*Dataset records*.
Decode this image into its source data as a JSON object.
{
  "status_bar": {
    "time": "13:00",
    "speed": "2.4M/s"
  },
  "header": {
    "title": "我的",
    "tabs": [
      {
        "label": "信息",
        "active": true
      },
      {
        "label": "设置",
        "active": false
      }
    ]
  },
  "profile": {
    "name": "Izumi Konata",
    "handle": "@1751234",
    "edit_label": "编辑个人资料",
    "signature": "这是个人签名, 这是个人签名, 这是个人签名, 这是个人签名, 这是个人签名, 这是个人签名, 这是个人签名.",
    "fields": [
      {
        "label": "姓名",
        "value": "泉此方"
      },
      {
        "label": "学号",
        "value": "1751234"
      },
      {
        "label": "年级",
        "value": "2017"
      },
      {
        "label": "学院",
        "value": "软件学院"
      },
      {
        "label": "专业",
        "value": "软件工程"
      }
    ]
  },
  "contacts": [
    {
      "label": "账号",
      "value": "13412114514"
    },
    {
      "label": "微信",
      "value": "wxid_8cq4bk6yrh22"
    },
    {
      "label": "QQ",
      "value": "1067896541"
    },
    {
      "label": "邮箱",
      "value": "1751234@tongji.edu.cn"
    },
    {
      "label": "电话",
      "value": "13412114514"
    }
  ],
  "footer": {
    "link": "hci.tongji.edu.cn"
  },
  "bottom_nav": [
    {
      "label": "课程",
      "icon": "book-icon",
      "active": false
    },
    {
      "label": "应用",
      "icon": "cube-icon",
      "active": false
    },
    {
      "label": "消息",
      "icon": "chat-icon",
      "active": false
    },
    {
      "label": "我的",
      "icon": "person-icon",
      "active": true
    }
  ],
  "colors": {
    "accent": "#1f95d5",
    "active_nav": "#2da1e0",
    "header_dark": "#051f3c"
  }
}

*SHORT TASK*. Output the entries verbatim.

*RESULT OF THIS EXERCISE*.
Decode this image into its source data as a JSON object.
{
  "status_bar": {
    "time": "13:00",
    "speed": "2.4M/s"
  },
  "header": {
    "title": "我的",
    "tabs": [
      {
        "label": "信息",
        "active": true
      },
      {
        "label": "设置",
        "active": false
      }
    ]
  },
  "profile": {
    "name": "Izumi Konata",
    "handle": "@1751234",
    "edit_label": "编辑个人资料",
    "signature": "这是个人签名, 这是个人签名, 这是个人签名, 这是个人签名, 这是个人签名, 这是个人签名, 这是个人签名.",
    "fields": [
      {
        "label": "姓名",
        "value": "泉此方"
      },
      {
        "label": "学号",
        "value": "1751234"
      },
      {
        "label": "年级",
        "value": "2017"
      },
      {
        "label": "学院",
        "value": "软件学院"
      },
      {
        "label": "专业",
        "value": "软件工程"
      }
    ]
  },
  "contacts": [
    {
      "label": "账号",
      "value": "13412114514"
    },
    {
      "label": "微信",
      "value": "wxid_8cq4bk6yrh22"
    },
    {
      "label": "QQ",
      "value": "1067896541"
    },
    {
      "label": "邮箱",
      "value": "1751234@tongji.edu.cn"
    },
    {
      "label": "电话",
      "value": "13412114514"
    }
  ],
  "footer": {
    "link": "hci.tongji.edu.cn"
  },
  "bottom_nav": [
    {
      "label": "课程",
      "icon": "book-icon",
      "active": false
    },
    {
      "label": "应用",
      "icon": "cube-icon",
      "active": false
    },
    {
      "label": "消息",
      "icon": "chat-icon",
      "active": false
    },
    {
      "label": "我的",
      "icon": "person-icon",
      "active": true
    }
  ],
  "colors": {
    "accent": "#1f95d5",
    "active_nav": "#2da1e0",
    "header_dark": "#051f3c"
  }
}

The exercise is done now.